** STATED TASK **
Copy out all lines where "編み地の裏を見ながら編む" appears.

Source records:
— begin —
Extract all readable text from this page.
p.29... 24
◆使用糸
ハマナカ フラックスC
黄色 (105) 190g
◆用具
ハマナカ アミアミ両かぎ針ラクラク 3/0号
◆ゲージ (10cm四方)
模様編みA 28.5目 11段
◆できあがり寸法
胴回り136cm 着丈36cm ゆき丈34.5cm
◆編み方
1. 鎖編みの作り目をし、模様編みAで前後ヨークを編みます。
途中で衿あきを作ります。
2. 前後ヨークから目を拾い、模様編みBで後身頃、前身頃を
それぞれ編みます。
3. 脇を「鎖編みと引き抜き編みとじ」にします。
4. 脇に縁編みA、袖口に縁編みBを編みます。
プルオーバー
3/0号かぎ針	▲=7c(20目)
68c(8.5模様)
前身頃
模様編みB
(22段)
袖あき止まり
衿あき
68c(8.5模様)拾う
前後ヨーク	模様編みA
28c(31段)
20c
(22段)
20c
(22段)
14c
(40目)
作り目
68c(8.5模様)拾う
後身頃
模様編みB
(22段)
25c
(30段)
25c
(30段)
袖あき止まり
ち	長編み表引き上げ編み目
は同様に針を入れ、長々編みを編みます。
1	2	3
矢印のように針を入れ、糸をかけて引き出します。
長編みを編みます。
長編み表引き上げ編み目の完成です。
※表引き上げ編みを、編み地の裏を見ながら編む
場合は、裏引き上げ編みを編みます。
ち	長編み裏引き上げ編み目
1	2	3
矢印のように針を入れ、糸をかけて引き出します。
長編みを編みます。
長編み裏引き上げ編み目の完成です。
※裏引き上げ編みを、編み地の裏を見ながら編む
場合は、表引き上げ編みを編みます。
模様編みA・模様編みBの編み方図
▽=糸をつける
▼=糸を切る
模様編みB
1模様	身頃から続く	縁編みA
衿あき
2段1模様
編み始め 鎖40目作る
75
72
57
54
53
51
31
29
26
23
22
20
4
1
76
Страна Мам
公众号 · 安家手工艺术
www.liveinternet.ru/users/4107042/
— end —
** EXERCISE OUTPUT **
※表引き上げ編みを、編み地の裏を見ながら編む
※裏引き上げ編みを、編み地の裏を見ながら編む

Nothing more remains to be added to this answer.